● INSTRUCTION
Copy every line that holds "business".

(Data records)
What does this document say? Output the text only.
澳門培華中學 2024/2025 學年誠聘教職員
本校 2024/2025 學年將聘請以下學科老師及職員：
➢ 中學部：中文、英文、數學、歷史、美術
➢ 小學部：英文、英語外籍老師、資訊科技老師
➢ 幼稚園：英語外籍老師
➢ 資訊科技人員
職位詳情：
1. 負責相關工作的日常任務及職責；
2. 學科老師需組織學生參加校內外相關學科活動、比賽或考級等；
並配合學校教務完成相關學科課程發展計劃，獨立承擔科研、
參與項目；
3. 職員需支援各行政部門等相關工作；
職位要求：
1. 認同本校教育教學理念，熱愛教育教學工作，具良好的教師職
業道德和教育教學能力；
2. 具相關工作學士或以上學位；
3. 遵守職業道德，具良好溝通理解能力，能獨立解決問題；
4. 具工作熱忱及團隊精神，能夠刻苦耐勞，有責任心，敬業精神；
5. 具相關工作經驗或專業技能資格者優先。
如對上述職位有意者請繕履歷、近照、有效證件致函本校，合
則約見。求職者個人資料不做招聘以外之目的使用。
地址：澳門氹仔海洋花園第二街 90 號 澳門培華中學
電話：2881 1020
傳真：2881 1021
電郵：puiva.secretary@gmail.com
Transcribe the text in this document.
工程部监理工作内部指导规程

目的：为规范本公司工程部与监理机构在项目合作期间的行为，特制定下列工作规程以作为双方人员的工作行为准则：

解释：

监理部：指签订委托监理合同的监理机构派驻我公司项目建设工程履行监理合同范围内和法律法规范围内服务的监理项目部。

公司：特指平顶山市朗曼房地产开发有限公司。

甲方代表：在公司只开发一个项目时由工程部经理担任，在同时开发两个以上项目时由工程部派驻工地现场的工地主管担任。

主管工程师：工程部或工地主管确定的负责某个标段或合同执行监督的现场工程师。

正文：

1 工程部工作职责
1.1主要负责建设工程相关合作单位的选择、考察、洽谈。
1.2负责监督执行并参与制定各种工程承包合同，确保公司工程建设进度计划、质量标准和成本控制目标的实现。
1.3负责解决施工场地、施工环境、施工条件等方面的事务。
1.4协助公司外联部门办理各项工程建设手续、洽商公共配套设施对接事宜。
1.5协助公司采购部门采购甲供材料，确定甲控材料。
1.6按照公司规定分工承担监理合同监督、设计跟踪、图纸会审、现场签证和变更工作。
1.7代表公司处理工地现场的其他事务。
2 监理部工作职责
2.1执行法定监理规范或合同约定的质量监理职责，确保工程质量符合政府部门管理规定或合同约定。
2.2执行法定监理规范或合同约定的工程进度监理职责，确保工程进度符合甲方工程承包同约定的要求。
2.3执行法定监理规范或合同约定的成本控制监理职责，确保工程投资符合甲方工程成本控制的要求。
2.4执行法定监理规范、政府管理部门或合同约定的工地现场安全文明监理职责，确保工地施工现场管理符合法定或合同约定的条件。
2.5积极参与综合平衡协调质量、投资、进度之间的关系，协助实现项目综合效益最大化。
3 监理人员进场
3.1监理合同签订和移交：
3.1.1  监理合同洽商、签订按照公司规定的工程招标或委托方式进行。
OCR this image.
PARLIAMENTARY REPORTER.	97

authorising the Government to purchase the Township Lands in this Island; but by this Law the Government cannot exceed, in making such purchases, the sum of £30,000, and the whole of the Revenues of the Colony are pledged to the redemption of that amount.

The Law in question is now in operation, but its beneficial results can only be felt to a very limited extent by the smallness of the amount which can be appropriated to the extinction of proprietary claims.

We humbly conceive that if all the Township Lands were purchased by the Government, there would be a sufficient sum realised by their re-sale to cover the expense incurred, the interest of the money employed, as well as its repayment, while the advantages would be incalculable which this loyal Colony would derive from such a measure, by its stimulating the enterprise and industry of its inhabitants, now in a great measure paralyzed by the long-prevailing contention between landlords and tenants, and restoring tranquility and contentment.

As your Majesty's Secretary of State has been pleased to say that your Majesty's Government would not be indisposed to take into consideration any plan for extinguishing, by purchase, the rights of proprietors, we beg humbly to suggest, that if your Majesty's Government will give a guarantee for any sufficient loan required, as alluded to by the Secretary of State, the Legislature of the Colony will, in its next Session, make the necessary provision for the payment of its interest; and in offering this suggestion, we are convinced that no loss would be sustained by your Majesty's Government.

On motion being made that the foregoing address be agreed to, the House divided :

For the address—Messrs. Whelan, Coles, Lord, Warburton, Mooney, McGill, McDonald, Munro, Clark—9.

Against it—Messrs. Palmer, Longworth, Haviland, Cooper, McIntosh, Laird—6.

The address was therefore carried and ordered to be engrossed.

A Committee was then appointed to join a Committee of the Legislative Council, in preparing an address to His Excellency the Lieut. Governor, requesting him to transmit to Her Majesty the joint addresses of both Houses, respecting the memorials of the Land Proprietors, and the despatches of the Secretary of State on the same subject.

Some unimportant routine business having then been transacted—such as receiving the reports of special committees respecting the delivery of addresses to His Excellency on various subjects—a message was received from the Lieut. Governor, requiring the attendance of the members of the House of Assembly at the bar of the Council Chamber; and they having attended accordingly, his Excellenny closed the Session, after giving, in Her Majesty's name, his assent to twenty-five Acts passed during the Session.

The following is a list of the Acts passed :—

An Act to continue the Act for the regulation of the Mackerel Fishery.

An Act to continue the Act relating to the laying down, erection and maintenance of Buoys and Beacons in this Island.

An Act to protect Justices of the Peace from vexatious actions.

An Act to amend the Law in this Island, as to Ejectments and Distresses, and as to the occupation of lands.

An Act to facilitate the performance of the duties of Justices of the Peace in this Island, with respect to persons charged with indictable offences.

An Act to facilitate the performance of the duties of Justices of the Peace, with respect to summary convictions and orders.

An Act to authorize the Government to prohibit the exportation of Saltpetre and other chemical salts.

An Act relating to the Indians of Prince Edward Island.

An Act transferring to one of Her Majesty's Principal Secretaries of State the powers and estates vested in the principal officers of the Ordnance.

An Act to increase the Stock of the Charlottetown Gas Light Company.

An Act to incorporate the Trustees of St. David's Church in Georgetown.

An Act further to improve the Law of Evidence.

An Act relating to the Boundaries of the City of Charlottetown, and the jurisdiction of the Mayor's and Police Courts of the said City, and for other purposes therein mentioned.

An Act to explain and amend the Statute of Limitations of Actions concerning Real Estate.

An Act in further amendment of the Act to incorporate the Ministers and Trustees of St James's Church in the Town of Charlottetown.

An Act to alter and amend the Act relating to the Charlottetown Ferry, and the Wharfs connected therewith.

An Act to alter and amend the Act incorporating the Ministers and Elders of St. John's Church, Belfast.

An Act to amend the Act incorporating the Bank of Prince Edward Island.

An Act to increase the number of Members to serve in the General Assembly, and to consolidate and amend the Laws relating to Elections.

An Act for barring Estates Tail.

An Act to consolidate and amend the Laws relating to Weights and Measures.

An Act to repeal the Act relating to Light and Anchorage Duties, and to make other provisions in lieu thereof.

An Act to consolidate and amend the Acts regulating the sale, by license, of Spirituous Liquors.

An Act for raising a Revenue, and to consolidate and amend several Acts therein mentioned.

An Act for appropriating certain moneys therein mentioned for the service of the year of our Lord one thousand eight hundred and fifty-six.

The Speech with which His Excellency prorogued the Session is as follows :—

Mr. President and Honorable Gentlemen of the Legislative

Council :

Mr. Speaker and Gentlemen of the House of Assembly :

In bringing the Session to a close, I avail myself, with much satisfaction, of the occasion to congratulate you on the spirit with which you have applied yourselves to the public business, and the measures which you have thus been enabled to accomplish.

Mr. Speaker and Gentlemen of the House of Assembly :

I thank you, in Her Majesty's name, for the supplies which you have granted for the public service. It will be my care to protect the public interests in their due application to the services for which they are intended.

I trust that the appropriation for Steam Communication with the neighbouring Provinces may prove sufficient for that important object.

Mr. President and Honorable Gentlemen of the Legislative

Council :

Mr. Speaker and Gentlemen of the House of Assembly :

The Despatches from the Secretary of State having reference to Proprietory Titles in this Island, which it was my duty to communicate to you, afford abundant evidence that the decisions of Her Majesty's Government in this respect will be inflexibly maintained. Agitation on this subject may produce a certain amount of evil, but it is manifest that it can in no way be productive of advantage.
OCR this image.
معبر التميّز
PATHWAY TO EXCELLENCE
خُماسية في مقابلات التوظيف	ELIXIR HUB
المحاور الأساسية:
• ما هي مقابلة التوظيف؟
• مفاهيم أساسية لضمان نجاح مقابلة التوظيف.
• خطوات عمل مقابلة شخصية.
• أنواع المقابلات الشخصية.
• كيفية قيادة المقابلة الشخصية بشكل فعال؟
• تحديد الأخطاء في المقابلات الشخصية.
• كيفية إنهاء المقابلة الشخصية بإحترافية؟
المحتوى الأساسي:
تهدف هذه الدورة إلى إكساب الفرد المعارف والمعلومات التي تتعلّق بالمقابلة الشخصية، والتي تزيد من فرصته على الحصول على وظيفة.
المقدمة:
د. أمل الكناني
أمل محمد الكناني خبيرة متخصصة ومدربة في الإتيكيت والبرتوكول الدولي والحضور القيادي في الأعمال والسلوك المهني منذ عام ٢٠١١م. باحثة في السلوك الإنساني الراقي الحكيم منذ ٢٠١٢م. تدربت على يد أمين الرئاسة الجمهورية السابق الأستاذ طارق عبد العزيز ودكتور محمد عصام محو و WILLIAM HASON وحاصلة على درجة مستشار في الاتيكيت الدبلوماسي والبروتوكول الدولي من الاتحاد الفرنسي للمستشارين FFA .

● WORKED SOLUTION
Some unimportant routine business having then been transacted—such as receiving the reports of special committees respecting the delivery of addresses to His Excellency on various subjects—a message was received from the Lieut. Governor, requiring the attendance of the members of the House of Assembly at the bar of the Council Chamber; and they having attended accordingly, his Excellenny closed the Session, after giving, in Her Majesty's name, his assent to twenty-five Acts passed during the Session.
In bringing the Session to a close, I avail myself, with much satisfaction, of the occasion to congratulate you on the spirit with which you have applied yourselves to the public business, and the measures which you have thus been enabled to accomplish.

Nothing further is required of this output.